── Passage extrait ──

Apprenez comment mieux maîtriser un jeu et notamment le poker grâce la pratique délibérée. Avec en maîtres-mots motivation, plaisir et travail.
Mon fils est un génie des maths.
Moi, je détestais ça. Il faut croire que parfois les chiens font bien des chats.
Quand j’en parle avec lui, il est toujours sûr d’avoir une très bonne note. Alors est-il tout simplement doué, ou a-t-il dû y travailler ?
Voilà ce qu’il en dit :
« Je revois les choses que je ne comprends pas. Le reste, ça va tout seul. »
C’est là que j’ai compris pourquoi je n’ai jamais réussi à devenir joueur de poker professionnel.
La règle des 10 000 heures
Malcolm Gladwell a popularisé la fameuse « règle des 10 000 heures » dans son livre Outliers.
L'idée, c’est que pour arriver à « maîtriser » un domaine (sport, langue...), il faut y passer 10 000 heures.
Quand j’interviewe des joueurs de poker professionnels, je termine toujours l’entretien en leur demandant sur quoi ils passeraient 10 000 heures s’ils avaient le choix.
Quand j’ai rencontré Anton Wigg, ancien vainqueur sur l’EPT, il m’a expliqué que les recherches qui ont amené Gladwell à cette conclusion ont été menées par un psychologue suédois : Anders Ericsson.
J’ai donc fait quelques recherches de mon côté. Et c’est là que j’ai compris.
La réponse, c’est la pratique délibérée.
La pratique délibérée : pas n’importe quelle pratique
D’après mon fils, s’il n’arrive pas à n’avoir que des 20 en maths, c’est à cause de son prof.
À une époque, il adorait les maths. Et maintenant ?
« Je n’aime plus autant ça. » Qu’est-ce qui a changé ?
« On a un nouveau prof », m’a-t-il répondu.
Il adorait son ancien prof : il expliquait les choses clairement, prenait son temps et permettait aux élèves de poser des questions.
Son prof actuel, en revanche, va trop vite, n’explique pas bien et fait que les élèves se sentent idiots lorsqu’ils posent des questions. Mon fils vient donc de découvrir ce qui empêche beaucoup de gens de profiter de la pratique délibérée.

───
── Données extraites ──

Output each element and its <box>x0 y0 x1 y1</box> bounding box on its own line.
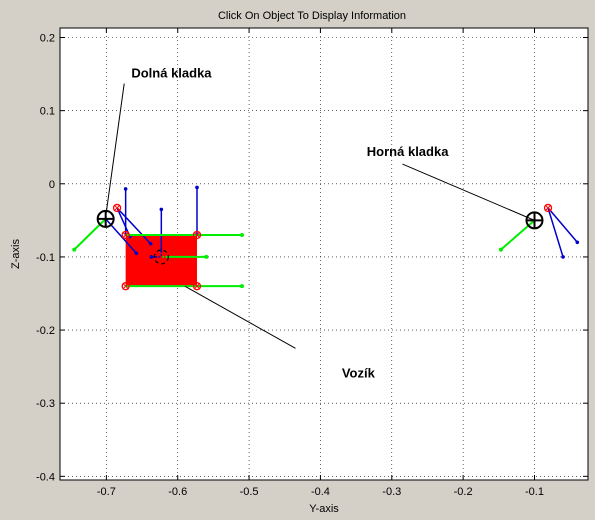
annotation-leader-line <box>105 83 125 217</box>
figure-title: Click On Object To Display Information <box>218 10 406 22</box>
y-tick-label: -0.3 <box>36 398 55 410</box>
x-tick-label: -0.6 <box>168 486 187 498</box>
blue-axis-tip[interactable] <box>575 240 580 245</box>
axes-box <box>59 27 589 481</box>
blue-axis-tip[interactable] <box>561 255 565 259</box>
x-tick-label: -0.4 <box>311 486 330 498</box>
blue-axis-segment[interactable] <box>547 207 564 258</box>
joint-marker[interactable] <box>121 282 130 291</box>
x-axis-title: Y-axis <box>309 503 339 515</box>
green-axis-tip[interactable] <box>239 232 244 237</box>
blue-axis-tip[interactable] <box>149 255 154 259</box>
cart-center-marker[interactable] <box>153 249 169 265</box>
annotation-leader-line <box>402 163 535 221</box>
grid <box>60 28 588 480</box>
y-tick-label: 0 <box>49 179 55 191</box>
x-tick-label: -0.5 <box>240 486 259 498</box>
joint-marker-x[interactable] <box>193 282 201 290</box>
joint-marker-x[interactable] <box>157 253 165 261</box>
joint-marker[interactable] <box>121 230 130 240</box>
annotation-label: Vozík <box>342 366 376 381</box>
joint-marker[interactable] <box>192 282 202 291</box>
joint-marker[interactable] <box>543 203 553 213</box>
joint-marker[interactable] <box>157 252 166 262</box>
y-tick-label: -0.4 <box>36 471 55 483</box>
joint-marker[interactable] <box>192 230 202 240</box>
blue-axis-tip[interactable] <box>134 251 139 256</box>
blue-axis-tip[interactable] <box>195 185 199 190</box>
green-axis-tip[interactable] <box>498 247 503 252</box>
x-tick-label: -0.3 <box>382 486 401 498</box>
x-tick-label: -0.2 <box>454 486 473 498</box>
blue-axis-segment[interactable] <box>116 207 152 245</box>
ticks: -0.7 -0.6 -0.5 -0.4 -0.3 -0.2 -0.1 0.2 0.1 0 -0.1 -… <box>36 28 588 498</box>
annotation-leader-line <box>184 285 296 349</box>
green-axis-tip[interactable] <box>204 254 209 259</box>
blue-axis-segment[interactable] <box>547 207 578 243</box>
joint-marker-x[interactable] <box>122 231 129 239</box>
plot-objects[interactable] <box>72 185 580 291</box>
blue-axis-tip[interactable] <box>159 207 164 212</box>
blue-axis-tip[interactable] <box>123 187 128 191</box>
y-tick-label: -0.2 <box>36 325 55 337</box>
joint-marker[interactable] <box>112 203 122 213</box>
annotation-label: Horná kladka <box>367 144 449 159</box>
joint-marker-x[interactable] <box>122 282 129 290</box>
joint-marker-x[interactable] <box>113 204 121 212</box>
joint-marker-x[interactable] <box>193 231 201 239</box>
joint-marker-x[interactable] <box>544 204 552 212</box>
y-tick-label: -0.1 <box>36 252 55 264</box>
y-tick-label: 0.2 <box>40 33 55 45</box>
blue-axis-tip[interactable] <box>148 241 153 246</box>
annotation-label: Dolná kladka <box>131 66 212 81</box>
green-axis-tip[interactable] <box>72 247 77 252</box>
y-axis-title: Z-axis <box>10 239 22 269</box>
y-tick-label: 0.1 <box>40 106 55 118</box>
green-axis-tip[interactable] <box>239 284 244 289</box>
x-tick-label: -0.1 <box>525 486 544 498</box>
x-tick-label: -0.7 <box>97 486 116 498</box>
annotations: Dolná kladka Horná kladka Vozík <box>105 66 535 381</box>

───
── Données extraites ──

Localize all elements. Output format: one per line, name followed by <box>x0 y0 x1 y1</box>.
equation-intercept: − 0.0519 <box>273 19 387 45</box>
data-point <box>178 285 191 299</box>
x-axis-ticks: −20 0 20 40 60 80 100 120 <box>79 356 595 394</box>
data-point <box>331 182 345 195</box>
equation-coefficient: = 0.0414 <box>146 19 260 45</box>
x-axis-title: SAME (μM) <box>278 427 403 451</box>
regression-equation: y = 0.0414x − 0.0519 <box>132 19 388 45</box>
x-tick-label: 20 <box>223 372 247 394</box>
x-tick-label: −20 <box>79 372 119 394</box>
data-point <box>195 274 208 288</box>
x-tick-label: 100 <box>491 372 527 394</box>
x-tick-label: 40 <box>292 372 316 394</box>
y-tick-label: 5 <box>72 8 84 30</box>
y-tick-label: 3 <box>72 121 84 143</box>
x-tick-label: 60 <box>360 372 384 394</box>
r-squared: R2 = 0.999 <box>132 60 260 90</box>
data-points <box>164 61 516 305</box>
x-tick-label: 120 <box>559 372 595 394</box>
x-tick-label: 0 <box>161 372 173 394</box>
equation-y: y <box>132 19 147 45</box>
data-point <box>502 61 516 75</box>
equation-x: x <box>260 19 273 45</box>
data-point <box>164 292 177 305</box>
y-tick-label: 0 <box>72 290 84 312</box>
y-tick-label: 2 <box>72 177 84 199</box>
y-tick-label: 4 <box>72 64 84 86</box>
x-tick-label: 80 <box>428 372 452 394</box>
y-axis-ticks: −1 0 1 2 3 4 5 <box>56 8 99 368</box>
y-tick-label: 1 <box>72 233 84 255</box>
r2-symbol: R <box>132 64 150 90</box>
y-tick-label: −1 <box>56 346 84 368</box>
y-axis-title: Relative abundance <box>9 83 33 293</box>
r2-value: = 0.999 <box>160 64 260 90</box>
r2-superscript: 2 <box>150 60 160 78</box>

───

**Consignes:**
[A] D'après le texte sur la pratique délibérée, pourquoi le fils n'aime-t-il plus autant les maths ? Répondez en une à trois phrases.
[B] Dans le texte sur la pratique délibérée, qui a mené les recherches ayant conduit Gladwell à la règle des 10 000 heures ?
[C] Reprenez, s'il vous plaît, le texte sur la pratique délibérée à partir de sa dernière phrase.
Les enregistrements n'ont aucun rôle dans cet exercice.

**Corrigé:**
[A] Il a un nouveau prof. Celui-ci va trop vite, explique mal et fait que les élèves se sentent idiots lorsqu'ils posent des questions. L'ancien prof, au contraire, expliquait clairement, prenait son temps et laissait les élèves poser des questions.

[B] Un psychologue suédois, Anders Ericsson.

[C]
Fut un temps, on était persuadé que le talent était inné, inscrit dans nos gènes.
Dans un article de 1993 intitulé « Le rôle de la pratique délibérée dans l’acquisition de performances expertes », Ericsson et ses collègues sont arrivés à la conclusion que tout ça, c’est n’importe quoi.
Alors évidemment, pour jouer en NBA, il faut avoir une certaine prédisposition. Mais en dehors des paramètres purement physiques, comme la taille, tout le reste (même les capacités cognitives) peut être amélioré par la pratique.
Mais pas n’importe quelle pratique. Il faut que ce soit de la pratique délibérée, et c’est là que rentre en ligne de compte le problème du prof de maths de mon fils.
Le mentor
Quand mon fils m’a parlé de ses problèmes avec son prof, j’ai proposé de lui prendre un prof particulier. Il a refusé. Je pense qu’il a eu tort.
À l’école, le prof doit enseigner à une classe entière. Une classe dont chaque élément réagit à différentes méthodes d’enseignement, a différentes faiblesses et forces, etc.
Quand j’ai commencé le poker, j’en suis tombé fou amoureux. Je voulais être le meilleur, parce que je voulais gagner.
Je me suis inscrit sur les meilleurs sites, j’ai vite atteint un palier. D’une certaine manière, je pense même que cela a freiné mes progrès, parce que c’était trop compliqué.
Ensuite, je me suis trouvé un mentor. C’est la meilleure décision que j’aie prise. Après avoir testé plusieurs coachs, j’ai choisi Alan Jackson de BlueFire Poker.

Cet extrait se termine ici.